→ **WHAT YOU ARE ASKED TO DO**:
From the records below, extract all the text exactly and leave the images behind.

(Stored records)
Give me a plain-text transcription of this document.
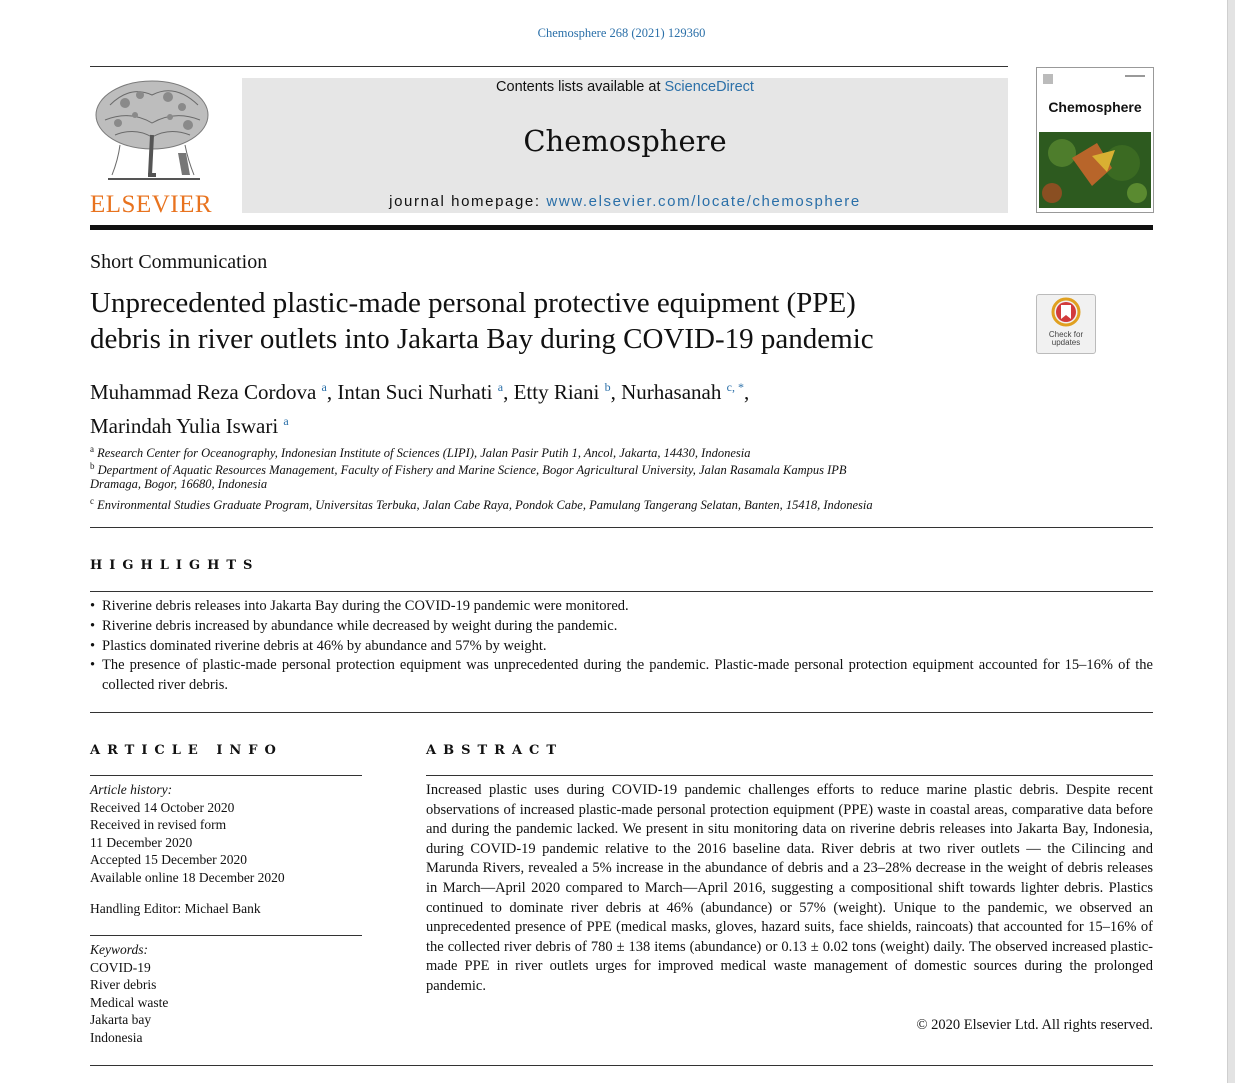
Chemosphere 268 (2021) 129360
ELSEVIER
Contents lists available at ScienceDirect
Chemosphere
journal homepage: www.elsevier.com/locate/chemosphere
Chemosphere
Short Communication
Unprecedented plastic-made personal protective equipment (PPE)
debris in river outlets into Jakarta Bay during COVID-19 pandemic	Check for updates
Muhammad Reza Cordova $^a$, Intan Suci Nurhati $^a$, Etty Riani $^b$, Nurhasanah $^{c, *}$,
Marindah Yulia Iswari $^a$
$^a$ Research Center for Oceanography, Indonesian Institute of Sciences (LIPI), Jalan Pasir Putih 1, Ancol, Jakarta, 14430, Indonesia
$^b$ Department of Aquatic Resources Management, Faculty of Fishery and Marine Science, Bogor Agricultural University, Jalan Rasamala Kampus IPB
Dramaga, Bogor, 16680, Indonesia
$^c$ Environmental Studies Graduate Program, Universitas Terbuka, Jalan Cabe Raya, Pondok Cabe, Pamulang Tangerang Selatan, Banten, 15418, Indonesia
HIGHLIGHTS
• Riverine debris releases into Jakarta Bay during the COVID-19 pandemic were monitored.
• Riverine debris increased by abundance while decreased by weight during the pandemic.
• Plastics dominated riverine debris at 46% by abundance and 57% by weight.
• The presence of plastic-made personal protection equipment was unprecedented during the pandemic. Plastic-made personal protection equipment accounted for 15–16% of the collected river debris.
ARTICLE INFO
Article history:
Received 14 October 2020
Received in revised form
11 December 2020
Accepted 15 December 2020
Available online 18 December 2020
Handling Editor: Michael Bank
Keywords:
COVID-19
River debris
Medical waste
Jakarta bay
Indonesia
ABSTRACT
Increased plastic uses during COVID-19 pandemic challenges efforts to reduce marine plastic debris. Despite recent observations of increased plastic-made personal protection equipment (PPE) waste in coastal areas, comparative data before and during the pandemic lacked. We present in situ monitoring data on riverine debris releases into Jakarta Bay, Indonesia, during COVID-19 pandemic relative to the 2016 baseline data. River debris at two river outlets — the Cilincing and Marunda Rivers, revealed a 5% increase in the abundance of debris and a 23–28% decrease in the weight of debris releases in March—April 2020 compared to March—April 2016, suggesting a compositional shift towards lighter debris. Plastics continued to dominate river debris at 46% (abundance) or 57% (weight). Unique to the pandemic, we observed an unprecedented presence of PPE (medical masks, gloves, hazard suits, face shields, raincoats) that accounted for 15–16% of the collected river debris of 780 ± 138 items (abundance) or 0.13 ± 0.02 tons (weight) daily. The observed increased plastic-made PPE in river outlets urges for improved medical waste management of domestic sources during the prolonged pandemic.
© 2020 Elsevier Ltd. All rights reserved.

→ **EXPECTED ANSWER**:
Give me a plain-text transcription of this document.
Chemosphere 268 (2021) 129360
ELSEVIER
Contents lists available at ScienceDirect
Chemosphere
journal homepage: www.elsevier.com/locate/chemosphere
Chemosphere
Short Communication
Unprecedented plastic-made personal protective equipment (PPE)
debris in river outlets into Jakarta Bay during COVID-19 pandemic	Check for updates
Muhammad Reza Cordova $^a$, Intan Suci Nurhati $^a$, Etty Riani $^b$, Nurhasanah $^{c, *}$,
Marindah Yulia Iswari $^a$
$^a$ Research Center for Oceanography, Indonesian Institute of Sciences (LIPI), Jalan Pasir Putih 1, Ancol, Jakarta, 14430, Indonesia
$^b$ Department of Aquatic Resources Management, Faculty of Fishery and Marine Science, Bogor Agricultural University, Jalan Rasamala Kampus IPB
Dramaga, Bogor, 16680, Indonesia
$^c$ Environmental Studies Graduate Program, Universitas Terbuka, Jalan Cabe Raya, Pondok Cabe, Pamulang Tangerang Selatan, Banten, 15418, Indonesia
HIGHLIGHTS
• Riverine debris releases into Jakarta Bay during the COVID-19 pandemic were monitored.
• Riverine debris increased by abundance while decreased by weight during the pandemic.
• Plastics dominated riverine debris at 46% by abundance and 57% by weight.
• The presence of plastic-made personal protection equipment was unprecedented during the pandemic. Plastic-made personal protection equipment accounted for 15–16% of the collected river debris.
ARTICLE INFO
Article history:
Received 14 October 2020
Received in revised form
11 December 2020
Accepted 15 December 2020
Available online 18 December 2020
Handling Editor: Michael Bank
Keywords:
COVID-19
River debris
Medical waste
Jakarta bay
Indonesia
ABSTRACT
Increased plastic uses during COVID-19 pandemic challenges efforts to reduce marine plastic debris. Despite recent observations of increased plastic-made personal protection equipment (PPE) waste in coastal areas, comparative data before and during the pandemic lacked. We present in situ monitoring data on riverine debris releases into Jakarta Bay, Indonesia, during COVID-19 pandemic relative to the 2016 baseline data. River debris at two river outlets — the Cilincing and Marunda Rivers, revealed a 5% increase in the abundance of debris and a 23–28% decrease in the weight of debris releases in March—April 2020 compared to March—April 2016, suggesting a compositional shift towards lighter debris. Plastics continued to dominate river debris at 46% (abundance) or 57% (weight). Unique to the pandemic, we observed an unprecedented presence of PPE (medical masks, gloves, hazard suits, face shields, raincoats) that accounted for 15–16% of the collected river debris of 780 ± 138 items (abundance) or 0.13 ± 0.02 tons (weight) daily. The observed increased plastic-made PPE in river outlets urges for improved medical waste management of domestic sources during the prolonged pandemic.
© 2020 Elsevier Ltd. All rights reserved.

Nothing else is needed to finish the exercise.